What you have to do → Work through the data line by line, gathering every line that has the word "hills".

Listed records →
** BEGIN **

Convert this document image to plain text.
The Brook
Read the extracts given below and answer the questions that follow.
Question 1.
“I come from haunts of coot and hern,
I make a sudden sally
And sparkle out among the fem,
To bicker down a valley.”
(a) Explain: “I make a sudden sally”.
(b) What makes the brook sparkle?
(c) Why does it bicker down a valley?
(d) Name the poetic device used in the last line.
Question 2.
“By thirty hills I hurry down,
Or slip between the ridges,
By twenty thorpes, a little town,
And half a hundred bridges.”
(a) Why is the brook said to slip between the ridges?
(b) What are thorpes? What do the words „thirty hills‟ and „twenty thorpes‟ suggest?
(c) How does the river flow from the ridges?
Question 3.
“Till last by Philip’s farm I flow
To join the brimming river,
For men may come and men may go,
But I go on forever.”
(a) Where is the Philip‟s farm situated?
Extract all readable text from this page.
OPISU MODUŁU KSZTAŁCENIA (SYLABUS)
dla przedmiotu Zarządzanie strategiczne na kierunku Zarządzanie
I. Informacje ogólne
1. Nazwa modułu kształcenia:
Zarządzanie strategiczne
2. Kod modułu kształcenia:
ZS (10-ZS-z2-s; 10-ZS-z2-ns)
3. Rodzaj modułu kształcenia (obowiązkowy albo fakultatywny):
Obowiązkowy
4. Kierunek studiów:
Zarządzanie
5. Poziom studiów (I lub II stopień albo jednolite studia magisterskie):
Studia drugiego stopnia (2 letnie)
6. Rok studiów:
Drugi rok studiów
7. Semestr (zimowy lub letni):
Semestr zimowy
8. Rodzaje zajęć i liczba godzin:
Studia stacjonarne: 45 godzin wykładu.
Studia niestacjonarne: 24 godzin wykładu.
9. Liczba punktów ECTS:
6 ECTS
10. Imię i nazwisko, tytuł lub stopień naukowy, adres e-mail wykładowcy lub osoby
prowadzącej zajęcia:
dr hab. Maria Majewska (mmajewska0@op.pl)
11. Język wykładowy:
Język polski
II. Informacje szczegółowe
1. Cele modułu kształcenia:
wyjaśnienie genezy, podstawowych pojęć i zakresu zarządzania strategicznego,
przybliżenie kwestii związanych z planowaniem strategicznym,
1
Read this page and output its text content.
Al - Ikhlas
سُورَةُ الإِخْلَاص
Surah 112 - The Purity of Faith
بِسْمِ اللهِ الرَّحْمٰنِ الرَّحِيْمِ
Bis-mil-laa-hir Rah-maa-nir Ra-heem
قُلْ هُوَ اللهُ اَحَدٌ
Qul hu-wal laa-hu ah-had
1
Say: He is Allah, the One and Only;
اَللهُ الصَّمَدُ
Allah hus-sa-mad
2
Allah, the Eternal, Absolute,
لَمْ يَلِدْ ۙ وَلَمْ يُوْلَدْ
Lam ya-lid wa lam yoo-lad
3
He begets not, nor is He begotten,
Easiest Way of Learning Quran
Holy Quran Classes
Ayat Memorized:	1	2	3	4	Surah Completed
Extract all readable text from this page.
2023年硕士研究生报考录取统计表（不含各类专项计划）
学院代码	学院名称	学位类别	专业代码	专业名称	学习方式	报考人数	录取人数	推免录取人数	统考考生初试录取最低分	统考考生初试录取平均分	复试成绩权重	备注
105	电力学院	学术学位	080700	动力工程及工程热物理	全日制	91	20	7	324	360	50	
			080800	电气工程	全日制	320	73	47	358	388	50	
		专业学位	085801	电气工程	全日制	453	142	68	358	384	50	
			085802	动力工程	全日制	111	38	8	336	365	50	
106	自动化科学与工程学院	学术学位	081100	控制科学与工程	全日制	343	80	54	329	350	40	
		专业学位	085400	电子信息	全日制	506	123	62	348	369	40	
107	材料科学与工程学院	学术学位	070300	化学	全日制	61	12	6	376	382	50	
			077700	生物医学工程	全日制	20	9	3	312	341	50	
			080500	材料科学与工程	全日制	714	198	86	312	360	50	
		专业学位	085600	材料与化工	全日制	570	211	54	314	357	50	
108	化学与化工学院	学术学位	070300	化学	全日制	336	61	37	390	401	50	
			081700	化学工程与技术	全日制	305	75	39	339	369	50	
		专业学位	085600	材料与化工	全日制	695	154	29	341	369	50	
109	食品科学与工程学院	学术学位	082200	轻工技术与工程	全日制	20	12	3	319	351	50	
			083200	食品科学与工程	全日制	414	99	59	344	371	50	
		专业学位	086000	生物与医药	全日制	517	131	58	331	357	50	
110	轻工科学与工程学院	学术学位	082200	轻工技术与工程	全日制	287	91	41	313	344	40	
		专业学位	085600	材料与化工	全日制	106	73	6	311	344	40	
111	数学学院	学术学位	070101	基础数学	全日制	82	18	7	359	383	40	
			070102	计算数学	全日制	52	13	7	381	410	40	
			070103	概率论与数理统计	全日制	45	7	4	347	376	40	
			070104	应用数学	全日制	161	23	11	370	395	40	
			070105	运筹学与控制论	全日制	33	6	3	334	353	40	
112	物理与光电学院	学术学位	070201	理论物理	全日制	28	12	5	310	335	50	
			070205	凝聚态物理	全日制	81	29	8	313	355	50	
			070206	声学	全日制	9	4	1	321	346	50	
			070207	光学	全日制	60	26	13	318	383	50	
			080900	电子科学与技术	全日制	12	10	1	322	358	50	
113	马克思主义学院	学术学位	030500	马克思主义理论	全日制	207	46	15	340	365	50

** END **

Written response →
“By thirty hills I hurry down,
(b) What are thorpes? What do the words „thirty hills‟ and „twenty thorpes‟ suggest?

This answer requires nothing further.